◆ **本文**:
★ ★ ★ ★
【解決手段】パレット1は、下板2と、上板3と、下板と上板を連結するブロック4(4L,4S)と、上板の上に設ける底トレイ7を備える。底トレイと上板には、製品20のキャスタ21が通過する貫通孔10,6が形成され、ブロック4Lには貫通孔と対応する位置にキャスタを収納する下方に開口しない収納孔5が形成される。収納孔にキャスタを収納するように製品をパレット上に載置する。梱包後、外のごみ等は内部に侵入しない。キャスタは収納孔内なので上板と下板の隙間にフォークを差し込んでもキャスタは損傷を受けない。全体の梱包高さは、パレットの厚さと、製品に被せる箱体25の高さの合計より小さくなる。
前記上板の上に設けられ、前記上板の前記貫通孔と対応する位置に前記キャスタが通過する第2の貫通孔が形成された底トレイを有することを特徴とする請求項1に記載のパレット。
前記製品を、緩衝材を介して前記底トレイの上に載置した場合に、前記キャスタの下端が前記収納孔の底に接触しないように前記収納孔の深さが定められていることを特徴とする請求項2に記載のパレット。
【発明を実施するための形態】
【0011】
実施形態を
図1〜
図7を参照して説明する。
例えば複写機等の画像形成装置には、その底面に移動用のキャスタを備えたものがある。本実施形態は、このようなキャスタ付きの製品を梱包する際に用いられる梱包材料としてのパレットに関するものである。まず、実施形態に係るパレットを構成する材料及び構造を説明し、次に、このパレットを用いてキャスタ付きの製品を梱包した梱包体について説明する。
★ ★ ★ ★
◆ **提供一覧**:

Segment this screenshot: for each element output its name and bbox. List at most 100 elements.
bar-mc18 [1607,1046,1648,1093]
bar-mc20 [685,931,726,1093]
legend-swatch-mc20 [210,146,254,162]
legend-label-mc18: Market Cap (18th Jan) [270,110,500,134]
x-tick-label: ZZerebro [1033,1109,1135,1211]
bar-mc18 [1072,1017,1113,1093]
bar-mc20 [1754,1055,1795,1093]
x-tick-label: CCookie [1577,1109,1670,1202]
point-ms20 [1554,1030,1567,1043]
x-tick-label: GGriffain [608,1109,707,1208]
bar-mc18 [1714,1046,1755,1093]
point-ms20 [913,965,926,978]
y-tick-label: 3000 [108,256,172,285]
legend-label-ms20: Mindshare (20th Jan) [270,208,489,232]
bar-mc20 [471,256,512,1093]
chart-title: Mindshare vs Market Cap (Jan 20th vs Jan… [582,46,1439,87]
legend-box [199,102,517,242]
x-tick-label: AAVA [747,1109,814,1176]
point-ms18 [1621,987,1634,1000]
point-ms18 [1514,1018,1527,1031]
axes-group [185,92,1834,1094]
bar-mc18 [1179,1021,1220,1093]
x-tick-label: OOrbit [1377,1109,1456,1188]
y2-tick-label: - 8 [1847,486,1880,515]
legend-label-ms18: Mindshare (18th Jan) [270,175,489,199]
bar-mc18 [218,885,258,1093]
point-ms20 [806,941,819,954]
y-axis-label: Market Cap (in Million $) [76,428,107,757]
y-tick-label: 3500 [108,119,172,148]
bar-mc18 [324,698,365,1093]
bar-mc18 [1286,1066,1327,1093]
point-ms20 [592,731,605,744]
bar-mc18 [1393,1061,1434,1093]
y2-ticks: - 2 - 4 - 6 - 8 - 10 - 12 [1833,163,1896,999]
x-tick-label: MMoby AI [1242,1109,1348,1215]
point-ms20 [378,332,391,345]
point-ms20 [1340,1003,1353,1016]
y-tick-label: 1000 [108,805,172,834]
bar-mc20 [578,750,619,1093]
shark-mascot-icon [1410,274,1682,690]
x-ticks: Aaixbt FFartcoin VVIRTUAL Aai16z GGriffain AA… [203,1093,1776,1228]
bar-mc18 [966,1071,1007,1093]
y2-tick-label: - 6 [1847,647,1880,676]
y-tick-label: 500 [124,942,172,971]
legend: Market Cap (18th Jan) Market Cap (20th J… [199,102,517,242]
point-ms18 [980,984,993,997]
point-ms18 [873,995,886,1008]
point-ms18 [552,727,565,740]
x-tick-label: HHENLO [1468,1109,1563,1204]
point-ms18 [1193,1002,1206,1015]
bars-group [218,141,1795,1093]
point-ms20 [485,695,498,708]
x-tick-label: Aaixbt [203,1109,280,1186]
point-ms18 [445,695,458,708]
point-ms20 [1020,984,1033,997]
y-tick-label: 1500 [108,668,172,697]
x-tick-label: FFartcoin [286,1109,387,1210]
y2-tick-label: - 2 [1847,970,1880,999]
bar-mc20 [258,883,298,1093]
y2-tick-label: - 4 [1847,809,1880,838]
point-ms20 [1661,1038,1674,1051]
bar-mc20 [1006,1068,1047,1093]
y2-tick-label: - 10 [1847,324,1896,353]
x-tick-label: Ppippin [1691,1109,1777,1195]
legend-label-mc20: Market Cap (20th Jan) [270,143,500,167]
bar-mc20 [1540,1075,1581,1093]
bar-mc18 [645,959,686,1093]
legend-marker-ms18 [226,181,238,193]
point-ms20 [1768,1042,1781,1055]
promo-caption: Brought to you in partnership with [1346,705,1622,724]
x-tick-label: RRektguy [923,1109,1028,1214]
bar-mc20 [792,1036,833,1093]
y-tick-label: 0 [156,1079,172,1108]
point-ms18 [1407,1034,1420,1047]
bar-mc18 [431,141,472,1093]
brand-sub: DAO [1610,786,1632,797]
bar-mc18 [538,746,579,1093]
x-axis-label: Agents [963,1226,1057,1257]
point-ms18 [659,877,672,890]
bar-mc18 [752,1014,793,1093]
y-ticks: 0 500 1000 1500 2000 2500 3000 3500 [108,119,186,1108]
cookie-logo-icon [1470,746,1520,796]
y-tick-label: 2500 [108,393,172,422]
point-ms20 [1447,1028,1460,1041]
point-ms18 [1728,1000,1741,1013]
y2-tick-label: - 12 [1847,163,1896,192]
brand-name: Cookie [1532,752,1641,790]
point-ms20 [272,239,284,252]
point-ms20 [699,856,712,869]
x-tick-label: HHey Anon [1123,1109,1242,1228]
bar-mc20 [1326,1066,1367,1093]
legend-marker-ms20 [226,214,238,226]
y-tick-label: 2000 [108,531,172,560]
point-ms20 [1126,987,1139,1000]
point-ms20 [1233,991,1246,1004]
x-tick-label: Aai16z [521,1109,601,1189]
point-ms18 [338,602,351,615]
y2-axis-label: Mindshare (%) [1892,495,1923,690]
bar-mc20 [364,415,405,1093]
★ ★ ★ ★
◆ **課題内容**: 冒頭に掲げたパレットに関する本文を、一字も変えずに最初から最後まで書き写してください。

◆ **解答**:
【解決手段】パレット1は、下板2と、上板3と、下板と上板を連結するブロック4(4L,4S)と、上板の上に設ける底トレイ7を備える。底トレイと上板には、製品20のキャスタ21が通過する貫通孔10,6が形成され、ブロック4Lには貫通孔と対応する位置にキャスタを収納する下方に開口しない収納孔5が形成される。収納孔にキャスタを収納するように製品をパレット上に載置する。梱包後、外のごみ等は内部に侵入しない。キャスタは収納孔内なので上板と下板の隙間にフォークを差し込んでもキャスタは損傷を受けない。全体の梱包高さは、パレットの厚さと、製品に被せる箱体25の高さの合計より小さくなる。
前記上板の上に設けられ、前記上板の前記貫通孔と対応する位置に前記キャスタが通過する第2の貫通孔が形成された底トレイを有することを特徴とする請求項1に記載のパレット。
前記製品を、緩衝材を介して前記底トレイの上に載置した場合に、前記キャスタの下端が前記収納孔の底に接触しないように前記収納孔の深さが定められていることを特徴とする請求項2に記載のパレット。
【発明を実施するための形態】
【0011】
実施形態を
図1〜
図7を参照して説明する。
例えば複写機等の画像形成装置には、その底面に移動用のキャスタを備えたものがある。本実施形態は、このようなキャスタ付きの製品を梱包する際に用いられる梱包材料としてのパレットに関するものである。まず、実施形態に係るパレットを構成する材料及び構造を説明し、次に、このパレットを用いてキャスタ付きの製品を梱包した梱包体について説明する。